**Material for this exercise**:
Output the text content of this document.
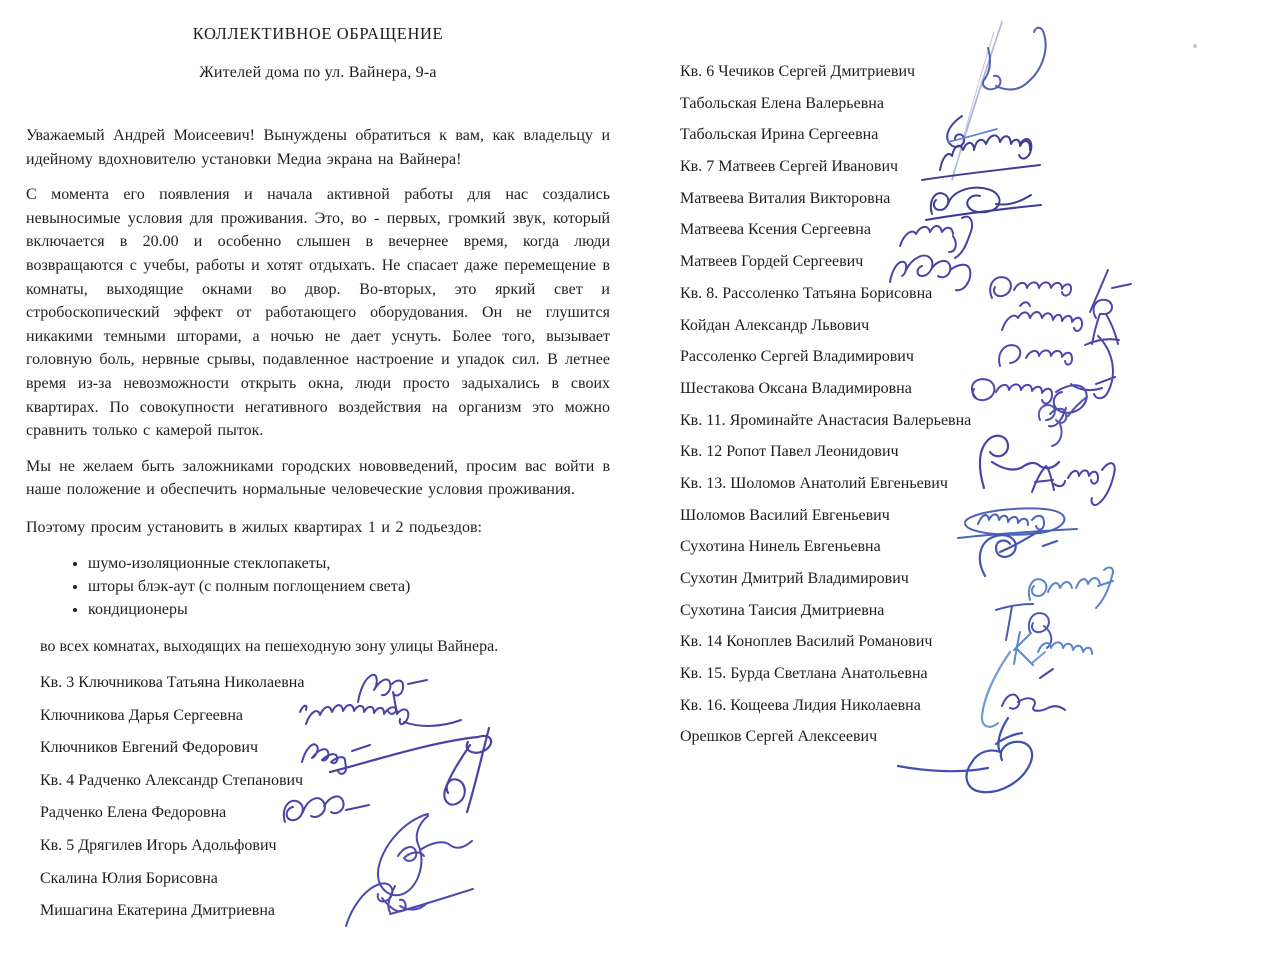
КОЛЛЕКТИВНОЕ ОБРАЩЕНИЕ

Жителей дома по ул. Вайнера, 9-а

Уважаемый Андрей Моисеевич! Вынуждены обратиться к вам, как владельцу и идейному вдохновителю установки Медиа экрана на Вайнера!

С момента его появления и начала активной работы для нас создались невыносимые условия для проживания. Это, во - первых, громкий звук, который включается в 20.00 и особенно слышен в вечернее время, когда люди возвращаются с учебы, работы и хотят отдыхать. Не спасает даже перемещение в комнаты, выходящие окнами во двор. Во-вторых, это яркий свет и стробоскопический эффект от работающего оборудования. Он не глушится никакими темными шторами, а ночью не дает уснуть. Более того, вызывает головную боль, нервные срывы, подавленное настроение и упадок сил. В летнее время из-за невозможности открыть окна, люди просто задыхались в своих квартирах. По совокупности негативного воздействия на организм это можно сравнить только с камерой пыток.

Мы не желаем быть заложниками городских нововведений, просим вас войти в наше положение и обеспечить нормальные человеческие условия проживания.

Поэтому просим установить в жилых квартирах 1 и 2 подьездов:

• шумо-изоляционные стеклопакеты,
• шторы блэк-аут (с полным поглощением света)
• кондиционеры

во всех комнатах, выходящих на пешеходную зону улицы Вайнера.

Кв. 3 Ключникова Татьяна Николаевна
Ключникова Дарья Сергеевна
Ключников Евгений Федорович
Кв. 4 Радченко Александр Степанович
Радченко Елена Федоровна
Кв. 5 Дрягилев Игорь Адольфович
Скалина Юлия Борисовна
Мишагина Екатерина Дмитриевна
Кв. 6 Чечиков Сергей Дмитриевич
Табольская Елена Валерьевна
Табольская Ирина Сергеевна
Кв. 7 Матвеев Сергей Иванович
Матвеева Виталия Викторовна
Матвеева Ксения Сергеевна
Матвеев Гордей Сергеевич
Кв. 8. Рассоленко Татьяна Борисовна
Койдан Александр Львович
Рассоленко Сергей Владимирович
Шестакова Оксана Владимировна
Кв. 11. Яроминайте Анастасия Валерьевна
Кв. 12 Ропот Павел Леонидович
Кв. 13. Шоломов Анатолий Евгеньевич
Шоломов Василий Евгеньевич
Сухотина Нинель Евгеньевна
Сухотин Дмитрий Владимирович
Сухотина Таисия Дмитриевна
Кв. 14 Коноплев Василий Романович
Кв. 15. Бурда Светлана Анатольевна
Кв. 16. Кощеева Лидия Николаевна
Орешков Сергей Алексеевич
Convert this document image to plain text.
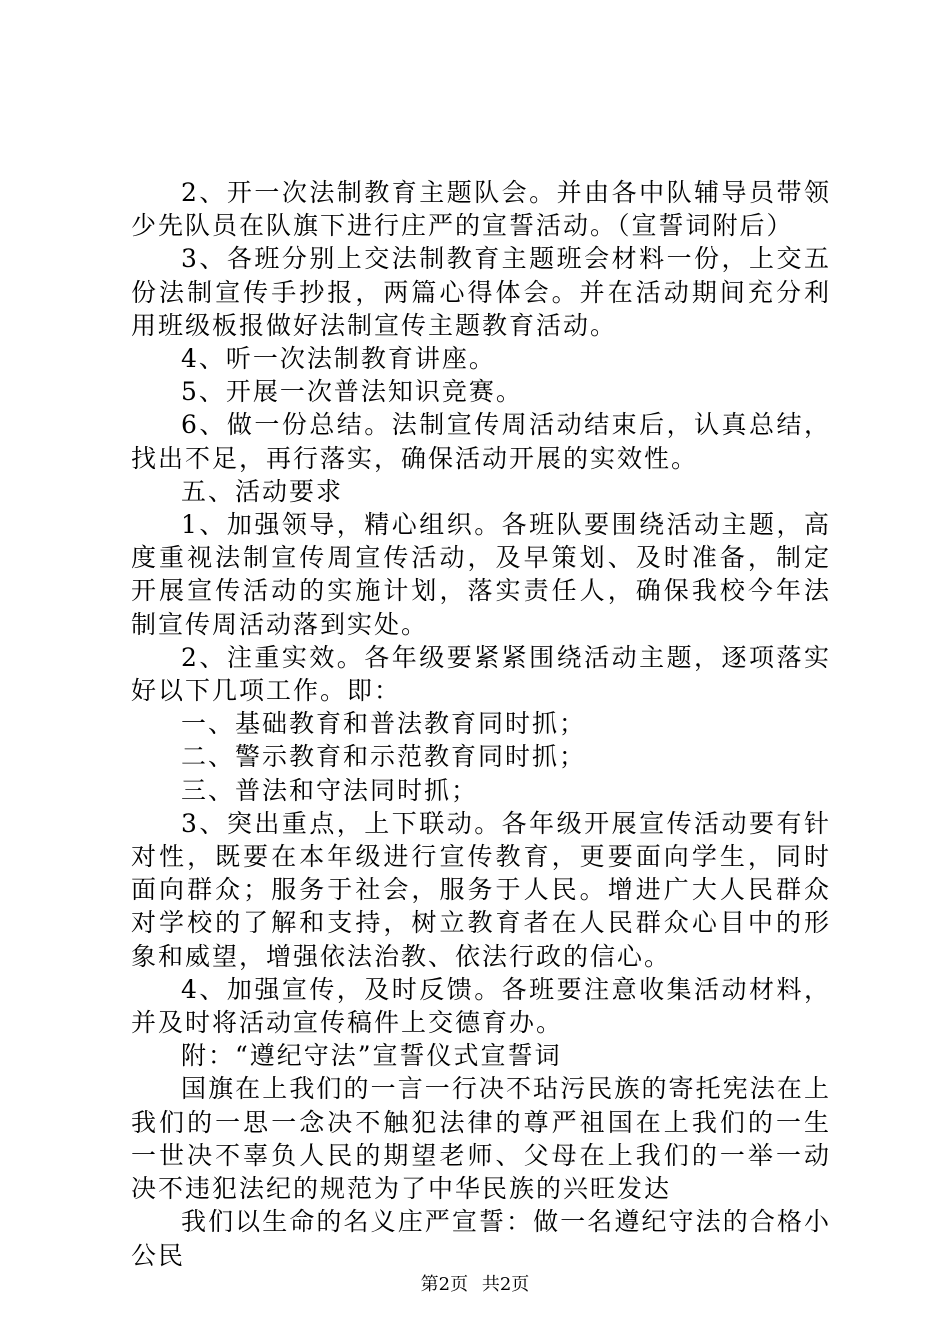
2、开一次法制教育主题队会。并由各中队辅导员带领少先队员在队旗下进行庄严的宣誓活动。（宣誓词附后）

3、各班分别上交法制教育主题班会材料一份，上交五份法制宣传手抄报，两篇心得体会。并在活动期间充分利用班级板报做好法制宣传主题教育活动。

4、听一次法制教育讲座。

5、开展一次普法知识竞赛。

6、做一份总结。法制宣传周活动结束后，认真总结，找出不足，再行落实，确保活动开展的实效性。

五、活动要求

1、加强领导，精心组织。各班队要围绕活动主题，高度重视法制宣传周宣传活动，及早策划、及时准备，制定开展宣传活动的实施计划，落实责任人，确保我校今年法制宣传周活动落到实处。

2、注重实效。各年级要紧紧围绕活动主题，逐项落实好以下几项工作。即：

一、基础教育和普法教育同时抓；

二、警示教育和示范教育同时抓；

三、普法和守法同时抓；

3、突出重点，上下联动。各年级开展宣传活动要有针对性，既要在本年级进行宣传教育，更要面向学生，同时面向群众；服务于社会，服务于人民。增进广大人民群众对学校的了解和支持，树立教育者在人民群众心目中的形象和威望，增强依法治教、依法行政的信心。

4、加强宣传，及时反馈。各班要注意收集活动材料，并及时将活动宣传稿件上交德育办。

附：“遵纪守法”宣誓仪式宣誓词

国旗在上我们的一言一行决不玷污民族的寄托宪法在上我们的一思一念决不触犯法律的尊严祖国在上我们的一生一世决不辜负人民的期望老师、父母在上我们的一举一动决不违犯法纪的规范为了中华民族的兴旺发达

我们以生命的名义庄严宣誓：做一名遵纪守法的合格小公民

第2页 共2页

**Aim of the task**:
Search the data for "Валерьевна" and list every line in which it occurs.

**Exercise result**:
Табольская Елена Валерьевна
Кв. 11. Яроминайте Анастасия Валерьевна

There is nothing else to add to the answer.